## GIVEN EXERCISE
Reproduce the lines from the start of the list through the line with "favorites-bar-label: Releases xyxy=(626,57,677,71)", swapping "chevron-right-icon" for "arrow-right-icon" and leaving everything else unchanged.

## THE RECORDS
* * *

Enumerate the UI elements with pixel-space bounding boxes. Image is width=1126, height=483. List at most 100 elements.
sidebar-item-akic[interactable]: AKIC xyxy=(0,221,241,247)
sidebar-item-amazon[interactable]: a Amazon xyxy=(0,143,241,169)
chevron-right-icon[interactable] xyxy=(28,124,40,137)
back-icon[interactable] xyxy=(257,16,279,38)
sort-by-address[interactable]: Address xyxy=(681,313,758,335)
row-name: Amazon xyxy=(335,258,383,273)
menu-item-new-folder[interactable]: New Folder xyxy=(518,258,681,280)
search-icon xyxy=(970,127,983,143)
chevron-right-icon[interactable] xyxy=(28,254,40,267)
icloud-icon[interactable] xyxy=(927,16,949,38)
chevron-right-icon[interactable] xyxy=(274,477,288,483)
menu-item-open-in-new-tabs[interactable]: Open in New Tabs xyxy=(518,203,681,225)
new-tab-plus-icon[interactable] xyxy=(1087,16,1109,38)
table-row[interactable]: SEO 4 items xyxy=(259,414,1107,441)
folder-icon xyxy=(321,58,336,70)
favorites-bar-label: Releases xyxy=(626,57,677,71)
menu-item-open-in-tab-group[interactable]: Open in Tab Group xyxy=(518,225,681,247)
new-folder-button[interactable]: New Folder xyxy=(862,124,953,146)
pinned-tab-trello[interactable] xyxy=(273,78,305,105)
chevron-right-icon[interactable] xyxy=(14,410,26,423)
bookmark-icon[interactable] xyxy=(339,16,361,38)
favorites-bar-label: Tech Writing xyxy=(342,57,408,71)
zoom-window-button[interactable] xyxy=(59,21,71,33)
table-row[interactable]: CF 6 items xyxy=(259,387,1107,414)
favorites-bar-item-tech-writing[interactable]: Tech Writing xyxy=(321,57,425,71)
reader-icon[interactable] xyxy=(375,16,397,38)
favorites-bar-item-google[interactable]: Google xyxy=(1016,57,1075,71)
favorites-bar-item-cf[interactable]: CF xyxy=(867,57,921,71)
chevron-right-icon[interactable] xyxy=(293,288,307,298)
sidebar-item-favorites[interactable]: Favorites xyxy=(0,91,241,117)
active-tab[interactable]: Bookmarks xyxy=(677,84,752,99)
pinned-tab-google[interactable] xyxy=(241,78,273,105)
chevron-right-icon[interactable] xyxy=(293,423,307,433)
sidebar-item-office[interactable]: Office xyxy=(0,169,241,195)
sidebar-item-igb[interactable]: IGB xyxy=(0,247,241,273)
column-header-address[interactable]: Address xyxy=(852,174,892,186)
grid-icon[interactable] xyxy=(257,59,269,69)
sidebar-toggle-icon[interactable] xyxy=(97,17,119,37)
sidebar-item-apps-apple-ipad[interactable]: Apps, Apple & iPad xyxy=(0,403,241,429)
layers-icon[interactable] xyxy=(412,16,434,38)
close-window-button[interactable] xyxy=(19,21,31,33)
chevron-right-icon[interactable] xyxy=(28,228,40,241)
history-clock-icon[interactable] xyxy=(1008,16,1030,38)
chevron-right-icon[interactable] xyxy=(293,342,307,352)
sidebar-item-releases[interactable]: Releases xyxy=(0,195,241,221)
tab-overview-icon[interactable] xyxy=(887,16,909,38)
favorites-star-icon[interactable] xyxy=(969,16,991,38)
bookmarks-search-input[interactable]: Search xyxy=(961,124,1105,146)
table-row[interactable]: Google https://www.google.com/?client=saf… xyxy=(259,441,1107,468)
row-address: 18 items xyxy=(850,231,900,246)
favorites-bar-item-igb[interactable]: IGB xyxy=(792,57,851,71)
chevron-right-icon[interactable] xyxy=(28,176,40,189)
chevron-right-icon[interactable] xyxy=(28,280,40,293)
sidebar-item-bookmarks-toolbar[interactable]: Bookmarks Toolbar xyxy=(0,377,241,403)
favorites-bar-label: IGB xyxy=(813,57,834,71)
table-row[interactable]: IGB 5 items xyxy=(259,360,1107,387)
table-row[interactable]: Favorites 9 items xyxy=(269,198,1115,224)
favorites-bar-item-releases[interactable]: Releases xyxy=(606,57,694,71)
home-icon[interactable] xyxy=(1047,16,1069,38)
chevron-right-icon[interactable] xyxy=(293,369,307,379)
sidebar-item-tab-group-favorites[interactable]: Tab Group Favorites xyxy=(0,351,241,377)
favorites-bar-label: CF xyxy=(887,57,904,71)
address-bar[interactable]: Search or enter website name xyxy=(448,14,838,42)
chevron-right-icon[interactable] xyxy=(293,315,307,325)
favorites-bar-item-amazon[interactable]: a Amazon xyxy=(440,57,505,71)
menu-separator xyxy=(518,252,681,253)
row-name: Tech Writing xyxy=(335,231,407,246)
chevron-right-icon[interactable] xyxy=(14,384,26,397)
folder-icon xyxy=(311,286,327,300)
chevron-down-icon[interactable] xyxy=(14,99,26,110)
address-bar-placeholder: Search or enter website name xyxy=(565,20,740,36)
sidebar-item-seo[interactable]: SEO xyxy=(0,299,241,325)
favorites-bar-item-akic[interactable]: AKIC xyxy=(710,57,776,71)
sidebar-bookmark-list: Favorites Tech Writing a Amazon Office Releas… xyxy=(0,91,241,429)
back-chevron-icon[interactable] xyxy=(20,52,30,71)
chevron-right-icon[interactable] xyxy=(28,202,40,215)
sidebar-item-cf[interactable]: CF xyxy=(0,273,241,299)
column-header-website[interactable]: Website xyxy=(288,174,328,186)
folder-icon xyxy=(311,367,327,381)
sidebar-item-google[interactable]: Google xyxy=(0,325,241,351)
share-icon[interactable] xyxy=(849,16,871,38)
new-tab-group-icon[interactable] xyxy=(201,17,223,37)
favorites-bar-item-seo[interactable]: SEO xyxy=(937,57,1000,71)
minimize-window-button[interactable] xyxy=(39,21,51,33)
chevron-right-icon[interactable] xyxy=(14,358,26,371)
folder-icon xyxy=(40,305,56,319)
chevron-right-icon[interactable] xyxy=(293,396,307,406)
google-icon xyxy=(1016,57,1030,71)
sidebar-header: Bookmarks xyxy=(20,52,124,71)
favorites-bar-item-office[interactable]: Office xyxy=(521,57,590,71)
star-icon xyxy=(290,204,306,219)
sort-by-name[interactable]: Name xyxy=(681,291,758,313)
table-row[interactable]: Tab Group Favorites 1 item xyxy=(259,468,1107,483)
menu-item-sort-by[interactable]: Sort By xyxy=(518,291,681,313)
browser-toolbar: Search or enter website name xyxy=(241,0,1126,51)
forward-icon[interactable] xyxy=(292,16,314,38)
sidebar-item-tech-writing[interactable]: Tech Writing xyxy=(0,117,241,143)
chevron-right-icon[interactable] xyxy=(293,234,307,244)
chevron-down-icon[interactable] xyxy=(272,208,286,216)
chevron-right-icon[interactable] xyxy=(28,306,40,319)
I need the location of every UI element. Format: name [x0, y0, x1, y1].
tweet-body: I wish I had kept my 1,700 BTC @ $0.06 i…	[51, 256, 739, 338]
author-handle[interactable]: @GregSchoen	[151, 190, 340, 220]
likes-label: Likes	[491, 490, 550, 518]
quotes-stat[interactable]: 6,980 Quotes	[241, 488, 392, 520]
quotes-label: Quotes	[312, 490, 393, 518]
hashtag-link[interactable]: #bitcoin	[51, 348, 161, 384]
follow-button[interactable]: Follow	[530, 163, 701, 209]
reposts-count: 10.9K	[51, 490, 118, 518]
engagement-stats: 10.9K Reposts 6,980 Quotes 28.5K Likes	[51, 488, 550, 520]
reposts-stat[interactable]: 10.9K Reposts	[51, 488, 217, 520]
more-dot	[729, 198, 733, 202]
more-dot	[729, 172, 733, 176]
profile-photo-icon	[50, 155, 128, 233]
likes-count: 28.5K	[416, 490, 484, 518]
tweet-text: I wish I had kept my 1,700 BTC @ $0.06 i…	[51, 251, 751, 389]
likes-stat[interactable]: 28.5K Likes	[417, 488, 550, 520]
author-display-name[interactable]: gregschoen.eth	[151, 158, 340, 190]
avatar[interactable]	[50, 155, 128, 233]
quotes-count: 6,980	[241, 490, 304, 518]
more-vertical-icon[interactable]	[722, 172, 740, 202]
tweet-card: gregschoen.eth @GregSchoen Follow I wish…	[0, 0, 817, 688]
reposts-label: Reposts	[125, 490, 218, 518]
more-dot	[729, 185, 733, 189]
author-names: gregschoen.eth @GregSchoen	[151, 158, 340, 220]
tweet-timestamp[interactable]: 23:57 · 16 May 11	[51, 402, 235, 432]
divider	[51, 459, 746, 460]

* * *

## PROBLEM SOLUTION
Enumerate the UI elements with pixel-space bounding boxes. Image is width=1126, height=483. List at most 100 elements.
sidebar-item-akic[interactable]: AKIC xyxy=(0,221,241,247)
sidebar-item-amazon[interactable]: a Amazon xyxy=(0,143,241,169)
arrow-right-icon[interactable] xyxy=(28,124,40,137)
back-icon[interactable] xyxy=(257,16,279,38)
sort-by-address[interactable]: Address xyxy=(681,313,758,335)
row-name: Amazon xyxy=(335,258,383,273)
menu-item-new-folder[interactable]: New Folder xyxy=(518,258,681,280)
search-icon xyxy=(970,127,983,143)
arrow-right-icon[interactable] xyxy=(28,254,40,267)
icloud-icon[interactable] xyxy=(927,16,949,38)
arrow-right-icon[interactable] xyxy=(274,477,288,483)
menu-item-open-in-new-tabs[interactable]: Open in New Tabs xyxy=(518,203,681,225)
new-tab-plus-icon[interactable] xyxy=(1087,16,1109,38)
table-row[interactable]: SEO 4 items xyxy=(259,414,1107,441)
folder-icon xyxy=(321,58,336,70)
favorites-bar-label: Releases xyxy=(626,57,677,71)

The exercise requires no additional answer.